Make an exact copy of the data below, leaving out every picture.

| Raw records |
━━━━━━━━━━
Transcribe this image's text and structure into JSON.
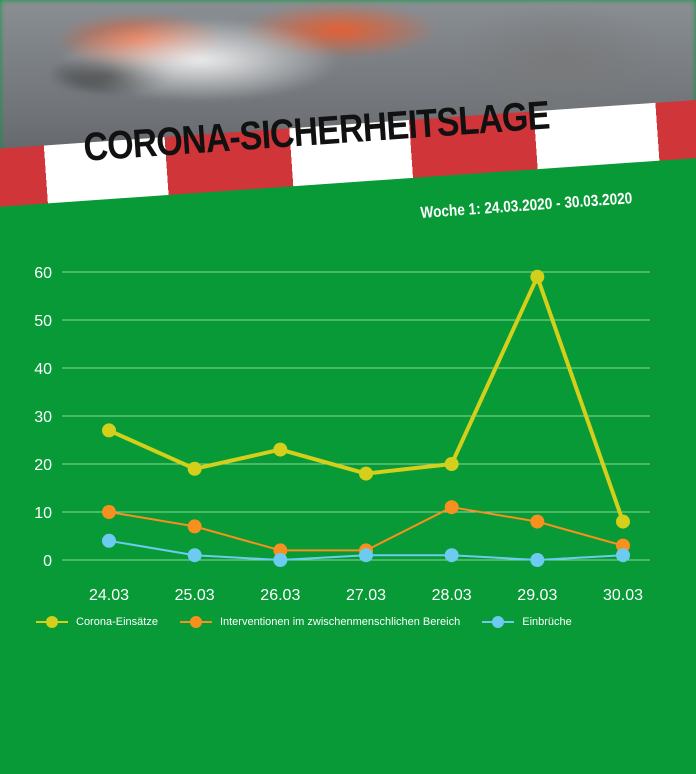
{
  "header": {
    "title": "CORONA-SICHERHEITSLAGE",
    "subtitle": "Woche 1: 24.03.2020 - 30.03.2020"
  },
  "colors": {
    "background": "#079a36",
    "tape_red": "#d0353a",
    "tape_white": "#ffffff"
  },
  "chart_data": {
    "type": "line",
    "categories": [
      "24.03",
      "25.03",
      "26.03",
      "27.03",
      "28.03",
      "29.03",
      "30.03"
    ],
    "ylim": [
      0,
      60
    ],
    "yticks": [
      "0",
      "10",
      "20",
      "30",
      "40",
      "50",
      "60"
    ],
    "grid": true,
    "legend_placement": "bottom",
    "series": [
      {
        "name": "Corona-Einsätze",
        "color": "#d4cf1a",
        "values": [
          27,
          19,
          23,
          18,
          20,
          59,
          8
        ]
      },
      {
        "name": "Interventionen im zwischenmenschlichen Bereich",
        "color": "#f7901e",
        "values": [
          10,
          7,
          2,
          2,
          11,
          8,
          3
        ]
      },
      {
        "name": "Einbrüche",
        "color": "#6ccbef",
        "values": [
          4,
          1,
          0,
          1,
          1,
          0,
          1
        ]
      }
    ]
  }
}
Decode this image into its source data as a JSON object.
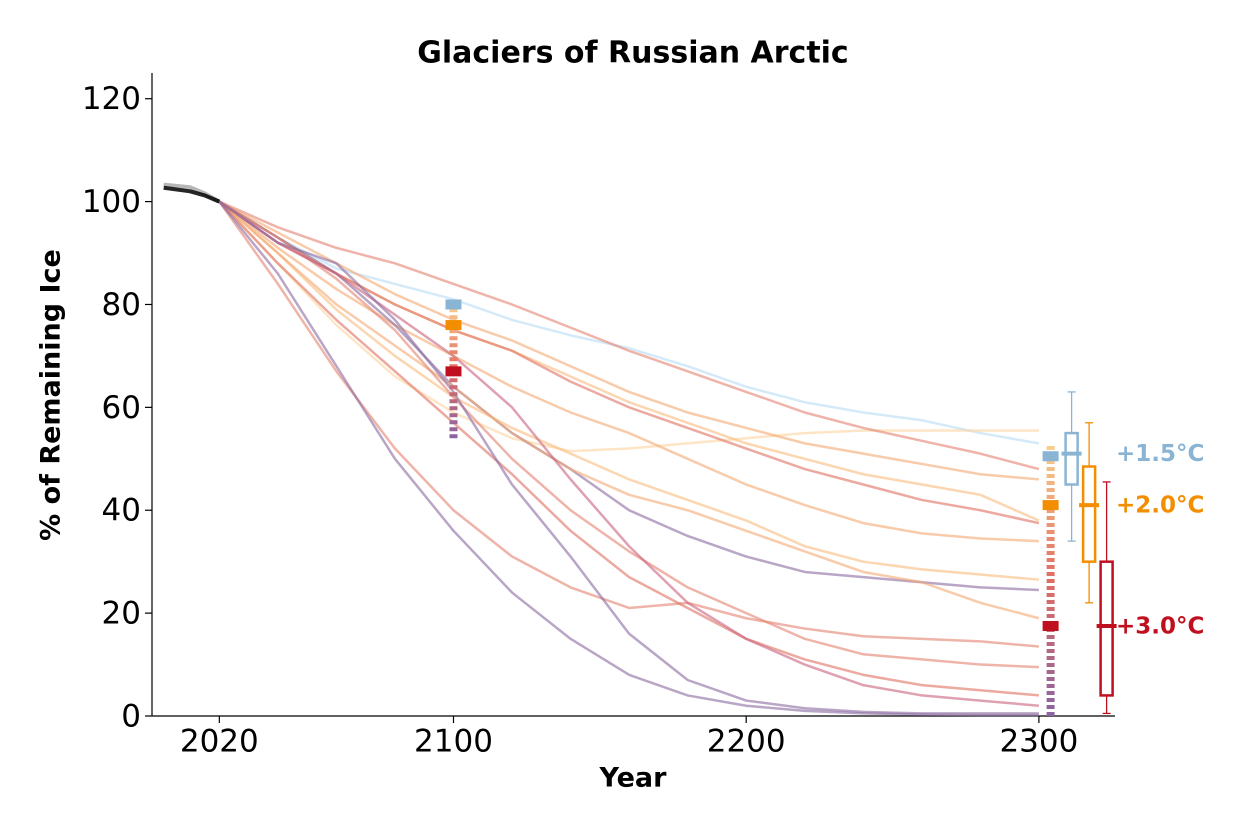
━━━━━━━━━━
| The result |
Transcribe this image's text and structure into JSON.
{
  "header": {
    "title": "CORONA-SICHERHEITSLAGE",
    "subtitle": "Woche 1: 24.03.2020 - 30.03.2020"
  },
  "colors": {
    "background": "#079a36",
    "tape_red": "#d0353a",
    "tape_white": "#ffffff"
  },
  "chart_data": {
    "type": "line",
    "categories": [
      "24.03",
      "25.03",
      "26.03",
      "27.03",
      "28.03",
      "29.03",
      "30.03"
    ],
    "ylim": [
      0,
      60
    ],
    "yticks": [
      "0",
      "10",
      "20",
      "30",
      "40",
      "50",
      "60"
    ],
    "grid": true,
    "legend_placement": "bottom",
    "series": [
      {
        "name": "Corona-Einsätze",
        "color": "#d4cf1a",
        "values": [
          27,
          19,
          23,
          18,
          20,
          59,
          8
        ]
      },
      {
        "name": "Interventionen im zwischenmenschlichen Bereich",
        "color": "#f7901e",
        "values": [
          10,
          7,
          2,
          2,
          11,
          8,
          3
        ]
      },
      {
        "name": "Einbrüche",
        "color": "#6ccbef",
        "values": [
          4,
          1,
          0,
          1,
          1,
          0,
          1
        ]
      }
    ]
  }
}
Decode this image into its source data as a JSON object.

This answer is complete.